### WHAT IS EXPECTED
Write out every one of the entries below word for word, omitting the pictures.

(Stored items)
* * * * * * * * *
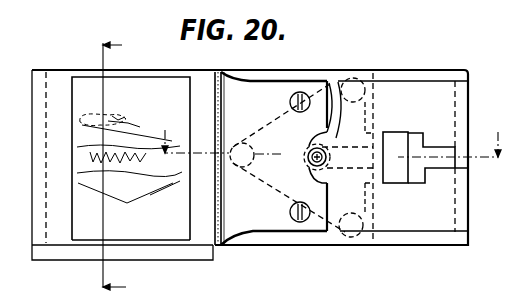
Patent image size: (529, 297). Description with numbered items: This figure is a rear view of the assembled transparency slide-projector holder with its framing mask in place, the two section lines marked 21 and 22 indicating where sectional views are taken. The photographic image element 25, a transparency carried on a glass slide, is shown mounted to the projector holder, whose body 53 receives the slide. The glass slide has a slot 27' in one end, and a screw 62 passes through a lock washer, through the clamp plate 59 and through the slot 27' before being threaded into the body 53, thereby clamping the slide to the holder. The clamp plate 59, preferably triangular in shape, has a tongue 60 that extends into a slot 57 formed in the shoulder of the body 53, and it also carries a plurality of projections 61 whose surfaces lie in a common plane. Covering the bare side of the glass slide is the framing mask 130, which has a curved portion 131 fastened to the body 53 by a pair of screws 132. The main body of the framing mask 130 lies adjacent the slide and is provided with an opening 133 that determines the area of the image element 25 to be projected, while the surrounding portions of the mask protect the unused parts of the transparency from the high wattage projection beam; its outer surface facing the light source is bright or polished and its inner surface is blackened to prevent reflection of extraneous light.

The section line 21- 21 is at (331, 133).
The section line 22- 22 is at (127, 165).
The image element 25 is at (86, 232).
The slot 27' is at (338, 109).
The body 53 is at (394, 225).
The slot 57 is at (418, 136).
The clamp plate 59 is at (281, 196).
The tongue 60 is at (397, 138).
The projections 61 is at (356, 240).
The screw 62 is at (333, 82).
The framing mask 130 is at (203, 83).
The curved portion 131 is at (240, 222).
The screws 132 is at (306, 222).
The opening 133 is at (161, 238).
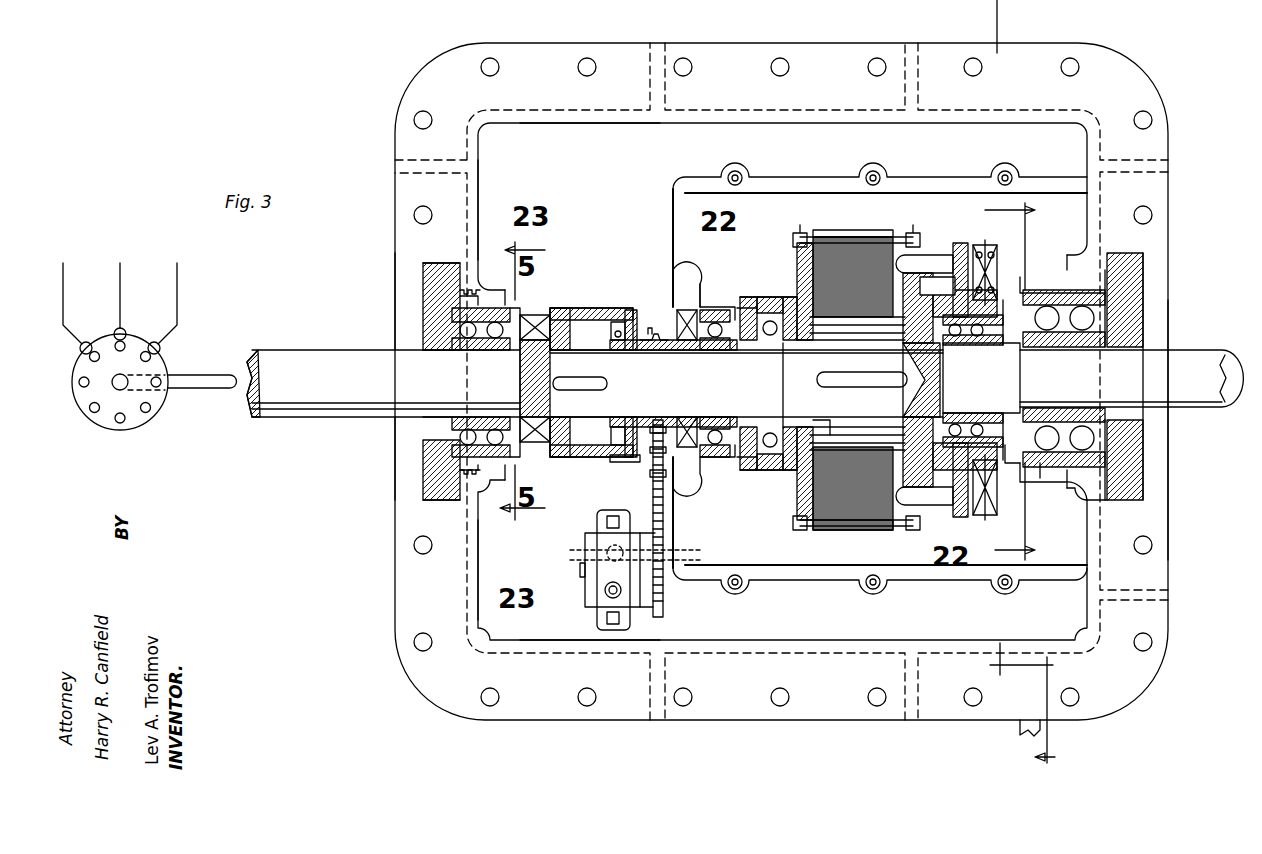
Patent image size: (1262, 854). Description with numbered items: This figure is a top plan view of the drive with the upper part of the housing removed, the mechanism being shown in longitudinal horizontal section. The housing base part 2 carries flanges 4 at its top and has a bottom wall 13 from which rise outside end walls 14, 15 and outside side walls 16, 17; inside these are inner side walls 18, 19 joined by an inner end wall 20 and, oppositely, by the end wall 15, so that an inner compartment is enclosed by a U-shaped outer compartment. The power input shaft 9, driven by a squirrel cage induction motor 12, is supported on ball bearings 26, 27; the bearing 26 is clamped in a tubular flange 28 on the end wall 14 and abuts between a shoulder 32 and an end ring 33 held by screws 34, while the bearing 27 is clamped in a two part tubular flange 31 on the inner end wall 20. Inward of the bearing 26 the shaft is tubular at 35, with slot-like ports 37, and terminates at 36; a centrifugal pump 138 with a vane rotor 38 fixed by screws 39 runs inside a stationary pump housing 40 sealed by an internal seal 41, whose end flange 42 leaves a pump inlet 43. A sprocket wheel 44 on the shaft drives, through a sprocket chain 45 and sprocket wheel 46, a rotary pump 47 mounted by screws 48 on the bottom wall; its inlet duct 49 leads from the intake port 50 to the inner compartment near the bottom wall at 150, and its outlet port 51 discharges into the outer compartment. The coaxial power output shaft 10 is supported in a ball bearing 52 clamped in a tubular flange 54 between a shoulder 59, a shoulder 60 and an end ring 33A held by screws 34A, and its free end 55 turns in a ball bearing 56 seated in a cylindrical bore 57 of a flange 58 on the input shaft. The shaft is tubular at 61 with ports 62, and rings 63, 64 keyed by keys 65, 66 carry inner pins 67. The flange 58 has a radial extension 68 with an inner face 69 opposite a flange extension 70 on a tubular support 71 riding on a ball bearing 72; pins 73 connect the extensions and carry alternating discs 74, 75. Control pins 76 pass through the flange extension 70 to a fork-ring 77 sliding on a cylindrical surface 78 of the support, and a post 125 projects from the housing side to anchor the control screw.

The base part 2 is at (1168, 588).
The flanges 4 is at (1160, 185).
The power input shaft 9 is at (325, 350).
The power output shaft 10 is at (1185, 350).
The squirrel cage induction motor 12 is at (155, 418).
The bottom wall 13 is at (781, 381).
The outside end wall 14 is at (478, 184).
The outside end wall 15 is at (1085, 140).
The outside side wall 16 is at (514, 641).
The outside side wall 17 is at (606, 121).
The inner side wall 18 is at (785, 586).
The inner side wall 19 is at (780, 178).
The inner end wall 20 is at (673, 229).
The ball bearing 26 is at (480, 351).
The ball bearing 27 is at (720, 351).
The tubular flange 28 is at (504, 290).
The two part tubular flange 31 is at (716, 293).
The shoulder 32 is at (518, 386).
The end ring 33 is at (423, 442).
The end ring 33A is at (1145, 290).
The screws 34 is at (423, 272).
The screws 34A is at (1125, 301).
The tubular shaft part 35 is at (655, 351).
The shaft end 36 is at (740, 391).
The slot-like ports 37 is at (608, 384).
The pump rotor 38 is at (618, 322).
The screws 39 is at (615, 456).
The stationary pump housing 40 is at (568, 309).
The internal seal 41 is at (538, 316).
The end flange 42 is at (637, 316).
The pump inlet 43 is at (647, 338).
The sprocket wheel 44 is at (655, 441).
The sprocket chain 45 is at (655, 481).
The sprocket wheel 46 is at (665, 606).
The rotary pump 47 is at (585, 600).
The screws 48 is at (607, 521).
The inlet duct 49 is at (672, 560).
The intake port 50 is at (623, 549).
The outlet port 51 is at (605, 588).
The ball bearing 52 is at (1047, 348).
The tubular flange 54 is at (1040, 478).
The free end 55 is at (745, 401).
The ball bearing 56 is at (770, 341).
The cylindrical bore 57 is at (800, 298).
The flange 58 is at (757, 300).
The shoulder 59 is at (1020, 386).
The shoulder 60 is at (1020, 286).
The tubular portion 61 is at (790, 355).
The slot-like ports 62 is at (818, 380).
The ring 63 is at (805, 344).
The ring 64 is at (905, 344).
The key 65 is at (810, 426).
The key 66 is at (908, 419).
The inner pins 67 is at (850, 341).
The radial extension 68 is at (797, 240).
The inner face 69 is at (800, 258).
The flange extension 70 is at (900, 256).
The tubular support 71 is at (983, 346).
The ball bearing 72 is at (955, 346).
The pins 73 is at (862, 237).
The discs 74 is at (810, 527).
The discs 75 is at (840, 530).
The control pins 76 is at (921, 262).
The fork-ring 77 is at (958, 250).
The cylindrical surface 78 is at (958, 373).
The post 125 is at (1020, 723).
The centrifugal pump 138 is at (583, 328).
The duct inlet location 150 is at (690, 558).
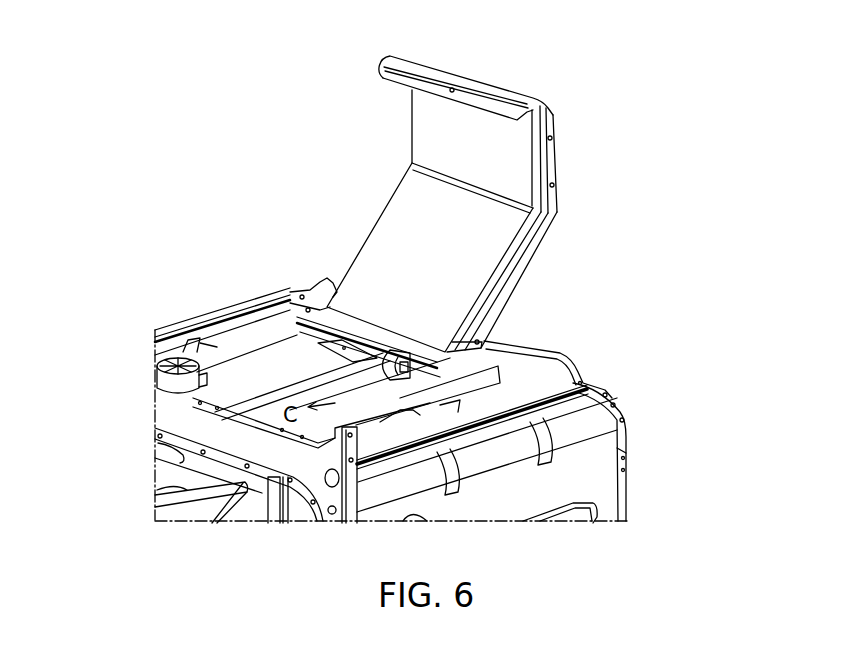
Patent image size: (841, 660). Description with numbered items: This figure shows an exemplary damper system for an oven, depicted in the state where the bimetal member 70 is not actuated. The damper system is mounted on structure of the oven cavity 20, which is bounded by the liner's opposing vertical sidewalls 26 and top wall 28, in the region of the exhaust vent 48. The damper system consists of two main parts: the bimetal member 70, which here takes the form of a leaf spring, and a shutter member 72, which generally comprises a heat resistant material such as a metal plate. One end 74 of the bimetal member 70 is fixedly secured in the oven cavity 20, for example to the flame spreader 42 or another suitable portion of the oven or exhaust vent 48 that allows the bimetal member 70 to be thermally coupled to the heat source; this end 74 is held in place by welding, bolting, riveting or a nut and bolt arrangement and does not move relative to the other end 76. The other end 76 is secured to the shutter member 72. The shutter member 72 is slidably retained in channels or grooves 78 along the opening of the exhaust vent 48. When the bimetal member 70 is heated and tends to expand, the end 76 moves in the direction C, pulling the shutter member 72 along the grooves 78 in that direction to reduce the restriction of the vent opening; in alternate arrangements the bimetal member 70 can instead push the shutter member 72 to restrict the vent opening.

The oven cavity 20 is at (237, 490).
The vertical sidewalls 26 is at (157, 512).
The top wall 28 is at (155, 460).
The flame spreader 42 is at (238, 362).
The exhaust vent 48 is at (555, 104).
The bimetal member 70 is at (377, 370).
The shutter member 72 is at (436, 353).
The end 74 is at (406, 382).
The end 76 is at (391, 352).
The channels or grooves 78 is at (313, 292).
* * * * * * * * *
### COMPLETED EXERCISE
Patent image size: (529, 297). Description with numbered items: This figure is a rear view of the assembled transparency slide-projector holder with its framing mask in place, the two section lines marked 21 and 22 indicating where sectional views are taken. The photographic image element 25, a transparency carried on a glass slide, is shown mounted to the projector holder, whose body 53 receives the slide. The glass slide has a slot 27' in one end, and a screw 62 passes through a lock washer, through the clamp plate 59 and through the slot 27' before being threaded into the body 53, thereby clamping the slide to the holder. The clamp plate 59, preferably triangular in shape, has a tongue 60 that extends into a slot 57 formed in the shoulder of the body 53, and it also carries a plurality of projections 61 whose surfaces lie in a common plane. Covering the bare side of the glass slide is the framing mask 130, which has a curved portion 131 fastened to the body 53 by a pair of screws 132. The main body of the framing mask 130 lies adjacent the slide and is provided with an opening 133 that determines the area of the image element 25 to be projected, while the surrounding portions of the mask protect the unused parts of the transparency from the high wattage projection beam; its outer surface facing the light source is bright or polished and its inner surface is blackened to prevent reflection of extraneous light.

The section line 21- 21 is at (331, 133).
The section line 22- 22 is at (127, 165).
The image element 25 is at (86, 232).
The slot 27' is at (338, 109).
The body 53 is at (394, 225).
The slot 57 is at (418, 136).
The clamp plate 59 is at (281, 196).
The tongue 60 is at (397, 138).
The projections 61 is at (356, 240).
The screw 62 is at (333, 82).
The framing mask 130 is at (203, 83).
The curved portion 131 is at (240, 222).
The screws 132 is at (306, 222).
The opening 133 is at (161, 238).
Patent image size: (1262, 854). Description with numbered items: This figure is a top plan view of the drive with the upper part of the housing removed, the mechanism being shown in longitudinal horizontal section. The housing base part 2 carries flanges 4 at its top and has a bottom wall 13 from which rise outside end walls 14, 15 and outside side walls 16, 17; inside these are inner side walls 18, 19 joined by an inner end wall 20 and, oppositely, by the end wall 15, so that an inner compartment is enclosed by a U-shaped outer compartment. The power input shaft 9, driven by a squirrel cage induction motor 12, is supported on ball bearings 26, 27; the bearing 26 is clamped in a tubular flange 28 on the end wall 14 and abuts between a shoulder 32 and an end ring 33 held by screws 34, while the bearing 27 is clamped in a two part tubular flange 31 on the inner end wall 20. Inward of the bearing 26 the shaft is tubular at 35, with slot-like ports 37, and terminates at 36; a centrifugal pump 138 with a vane rotor 38 fixed by screws 39 runs inside a stationary pump housing 40 sealed by an internal seal 41, whose end flange 42 leaves a pump inlet 43. A sprocket wheel 44 on the shaft drives, through a sprocket chain 45 and sprocket wheel 46, a rotary pump 47 mounted by screws 48 on the bottom wall; its inlet duct 49 leads from the intake port 50 to the inner compartment near the bottom wall at 150, and its outlet port 51 discharges into the outer compartment. The coaxial power output shaft 10 is supported in a ball bearing 52 clamped in a tubular flange 54 between a shoulder 59, a shoulder 60 and an end ring 33A held by screws 34A, and its free end 55 turns in a ball bearing 56 seated in a cylindrical bore 57 of a flange 58 on the input shaft. The shaft is tubular at 61 with ports 62, and rings 63, 64 keyed by keys 65, 66 carry inner pins 67. The flange 58 has a radial extension 68 with an inner face 69 opposite a flange extension 70 on a tubular support 71 riding on a ball bearing 72; pins 73 connect the extensions and carry alternating discs 74, 75. Control pins 76 pass through the flange extension 70 to a fork-ring 77 sliding on a cylindrical surface 78 of the support, and a post 125 projects from the housing side to anchor the control screw.

The base part 2 is at (1168, 588).
The flanges 4 is at (1160, 185).
The power input shaft 9 is at (325, 350).
The power output shaft 10 is at (1185, 350).
The squirrel cage induction motor 12 is at (155, 418).
The bottom wall 13 is at (781, 381).
The outside end wall 14 is at (478, 184).
The outside end wall 15 is at (1085, 140).
The outside side wall 16 is at (514, 641).
The outside side wall 17 is at (606, 121).
The inner side wall 18 is at (785, 586).
The inner side wall 19 is at (780, 178).
The inner end wall 20 is at (673, 229).
The ball bearing 26 is at (480, 351).
The ball bearing 27 is at (720, 351).
The tubular flange 28 is at (504, 290).
The two part tubular flange 31 is at (716, 293).
The shoulder 32 is at (518, 386).
The end ring 33 is at (423, 442).
The end ring 33A is at (1145, 290).
The screws 34 is at (423, 272).
The screws 34A is at (1125, 301).
The tubular shaft part 35 is at (655, 351).
The shaft end 36 is at (740, 391).
The slot-like ports 37 is at (608, 384).
The pump rotor 38 is at (618, 322).
The screws 39 is at (615, 456).
The stationary pump housing 40 is at (568, 309).
The internal seal 41 is at (538, 316).
The end flange 42 is at (637, 316).
The pump inlet 43 is at (647, 338).
The sprocket wheel 44 is at (655, 441).
The sprocket chain 45 is at (655, 481).
The sprocket wheel 46 is at (665, 606).
The rotary pump 47 is at (585, 600).
The screws 48 is at (607, 521).
The inlet duct 49 is at (672, 560).
The intake port 50 is at (623, 549).
The outlet port 51 is at (605, 588).
The ball bearing 52 is at (1047, 348).
The tubular flange 54 is at (1040, 478).
The free end 55 is at (745, 401).
The ball bearing 56 is at (770, 341).
The cylindrical bore 57 is at (800, 298).
The flange 58 is at (757, 300).
The shoulder 59 is at (1020, 386).
The shoulder 60 is at (1020, 286).
The tubular portion 61 is at (790, 355).
The slot-like ports 62 is at (818, 380).
The ring 63 is at (805, 344).
The ring 64 is at (905, 344).
The key 65 is at (810, 426).
The key 66 is at (908, 419).
The inner pins 67 is at (850, 341).
The radial extension 68 is at (797, 240).
The inner face 69 is at (800, 258).
The flange extension 70 is at (900, 256).
The tubular support 71 is at (983, 346).
The ball bearing 72 is at (955, 346).
The pins 73 is at (862, 237).
The discs 74 is at (810, 527).
The discs 75 is at (840, 530).
The control pins 76 is at (921, 262).
The fork-ring 77 is at (958, 250).
The cylindrical surface 78 is at (958, 373).
The post 125 is at (1020, 723).
The centrifugal pump 138 is at (583, 328).
The duct inlet location 150 is at (690, 558).
Patent image size: (841, 660). Description with numbered items: This figure shows an exemplary damper system for an oven, depicted in the state where the bimetal member 70 is not actuated. The damper system is mounted on structure of the oven cavity 20, which is bounded by the liner's opposing vertical sidewalls 26 and top wall 28, in the region of the exhaust vent 48. The damper system consists of two main parts: the bimetal member 70, which here takes the form of a leaf spring, and a shutter member 72, which generally comprises a heat resistant material such as a metal plate. One end 74 of the bimetal member 70 is fixedly secured in the oven cavity 20, for example to the flame spreader 42 or another suitable portion of the oven or exhaust vent 48 that allows the bimetal member 70 to be thermally coupled to the heat source; this end 74 is held in place by welding, bolting, riveting or a nut and bolt arrangement and does not move relative to the other end 76. The other end 76 is secured to the shutter member 72. The shutter member 72 is slidably retained in channels or grooves 78 along the opening of the exhaust vent 48. When the bimetal member 70 is heated and tends to expand, the end 76 moves in the direction C, pulling the shutter member 72 along the grooves 78 in that direction to reduce the restriction of the vent opening; in alternate arrangements the bimetal member 70 can instead push the shutter member 72 to restrict the vent opening.

The oven cavity 20 is at (237, 490).
The vertical sidewalls 26 is at (157, 512).
The top wall 28 is at (155, 460).
The flame spreader 42 is at (238, 362).
The exhaust vent 48 is at (555, 104).
The bimetal member 70 is at (377, 370).
The shutter member 72 is at (436, 353).
The end 74 is at (406, 382).
The end 76 is at (391, 352).
The channels or grooves 78 is at (313, 292).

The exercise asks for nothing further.